■ **PROBLEM**
Put the items into a numbered list, starting at their first line and stopping after the line that contains "grid-line: [30, 118, 479, 119]". Leave out any blank lines.

## Start DATA ROWS

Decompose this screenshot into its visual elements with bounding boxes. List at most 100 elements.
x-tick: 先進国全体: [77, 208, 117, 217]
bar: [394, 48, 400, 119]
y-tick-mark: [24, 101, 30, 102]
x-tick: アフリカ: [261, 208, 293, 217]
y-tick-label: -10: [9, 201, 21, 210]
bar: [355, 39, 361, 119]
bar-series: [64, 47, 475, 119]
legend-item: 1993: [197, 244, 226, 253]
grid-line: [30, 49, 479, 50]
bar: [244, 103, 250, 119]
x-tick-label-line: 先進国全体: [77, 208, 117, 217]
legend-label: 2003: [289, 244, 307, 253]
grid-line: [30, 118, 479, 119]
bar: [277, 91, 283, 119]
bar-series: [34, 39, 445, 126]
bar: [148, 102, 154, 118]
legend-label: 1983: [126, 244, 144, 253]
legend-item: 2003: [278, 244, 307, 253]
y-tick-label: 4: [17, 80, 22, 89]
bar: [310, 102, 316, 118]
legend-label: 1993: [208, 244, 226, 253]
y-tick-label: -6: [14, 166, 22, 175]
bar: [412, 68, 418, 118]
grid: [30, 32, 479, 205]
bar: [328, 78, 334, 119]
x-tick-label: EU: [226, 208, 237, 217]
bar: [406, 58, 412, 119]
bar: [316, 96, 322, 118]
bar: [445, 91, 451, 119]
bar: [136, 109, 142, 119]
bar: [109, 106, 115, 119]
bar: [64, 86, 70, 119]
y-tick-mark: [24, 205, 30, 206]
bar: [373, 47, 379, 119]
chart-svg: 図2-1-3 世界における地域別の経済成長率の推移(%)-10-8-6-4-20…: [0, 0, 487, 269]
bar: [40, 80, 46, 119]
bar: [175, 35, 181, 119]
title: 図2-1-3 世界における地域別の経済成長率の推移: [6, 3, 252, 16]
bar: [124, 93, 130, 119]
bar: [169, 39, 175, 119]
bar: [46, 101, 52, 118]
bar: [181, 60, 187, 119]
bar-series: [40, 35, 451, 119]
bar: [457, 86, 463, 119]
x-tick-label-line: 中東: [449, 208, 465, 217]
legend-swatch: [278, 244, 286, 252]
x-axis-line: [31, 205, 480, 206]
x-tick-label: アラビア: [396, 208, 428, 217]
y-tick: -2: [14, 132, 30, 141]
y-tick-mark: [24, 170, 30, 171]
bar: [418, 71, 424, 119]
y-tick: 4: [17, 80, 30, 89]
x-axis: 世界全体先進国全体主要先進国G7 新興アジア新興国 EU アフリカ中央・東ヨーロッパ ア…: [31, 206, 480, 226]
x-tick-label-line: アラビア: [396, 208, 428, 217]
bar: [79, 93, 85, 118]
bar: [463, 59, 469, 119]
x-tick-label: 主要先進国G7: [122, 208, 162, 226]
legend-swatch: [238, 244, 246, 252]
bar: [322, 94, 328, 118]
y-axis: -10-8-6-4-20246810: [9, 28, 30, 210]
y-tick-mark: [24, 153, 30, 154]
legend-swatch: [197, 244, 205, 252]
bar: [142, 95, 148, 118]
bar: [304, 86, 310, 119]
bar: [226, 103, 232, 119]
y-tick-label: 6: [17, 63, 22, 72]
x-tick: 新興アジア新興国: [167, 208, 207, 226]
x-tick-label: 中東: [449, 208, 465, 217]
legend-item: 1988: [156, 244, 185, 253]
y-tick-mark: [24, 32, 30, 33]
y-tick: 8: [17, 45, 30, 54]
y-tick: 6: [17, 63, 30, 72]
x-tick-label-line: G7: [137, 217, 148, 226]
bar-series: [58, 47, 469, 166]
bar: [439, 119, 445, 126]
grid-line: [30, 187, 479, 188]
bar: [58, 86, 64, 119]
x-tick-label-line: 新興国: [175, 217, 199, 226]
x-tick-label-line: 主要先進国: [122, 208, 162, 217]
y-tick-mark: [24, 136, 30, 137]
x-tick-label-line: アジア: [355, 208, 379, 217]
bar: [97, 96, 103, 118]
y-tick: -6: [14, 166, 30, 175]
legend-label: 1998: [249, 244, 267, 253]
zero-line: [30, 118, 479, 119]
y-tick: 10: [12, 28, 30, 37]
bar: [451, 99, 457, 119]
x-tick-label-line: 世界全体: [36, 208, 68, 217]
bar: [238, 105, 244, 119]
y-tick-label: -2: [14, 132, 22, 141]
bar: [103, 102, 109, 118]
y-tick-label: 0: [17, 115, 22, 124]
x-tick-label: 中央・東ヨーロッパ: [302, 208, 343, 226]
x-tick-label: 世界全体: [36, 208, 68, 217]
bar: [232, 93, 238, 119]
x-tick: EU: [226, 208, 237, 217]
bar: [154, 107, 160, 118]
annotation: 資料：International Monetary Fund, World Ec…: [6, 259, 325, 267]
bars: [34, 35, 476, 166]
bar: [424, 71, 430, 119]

## End DATA ROWS

■ **CORRECT RESPONSE**
1. Decompose this screenshot into its visual elements with bounding boxes. List at most 100 elements.
2. x-tick: 先進国全体: [77, 208, 117, 217]
3. bar: [394, 48, 400, 119]
4. y-tick-mark: [24, 101, 30, 102]
5. x-tick: アフリカ: [261, 208, 293, 217]
6. y-tick-label: -10: [9, 201, 21, 210]
7. bar: [355, 39, 361, 119]
8. bar-series: [64, 47, 475, 119]
9. legend-item: 1993: [197, 244, 226, 253]
10. grid-line: [30, 49, 479, 50]
11. bar: [244, 103, 250, 119]
12. x-tick-label-line: 先進国全体: [77, 208, 117, 217]
13. legend-label: 2003: [289, 244, 307, 253]
14. grid-line: [30, 118, 479, 119]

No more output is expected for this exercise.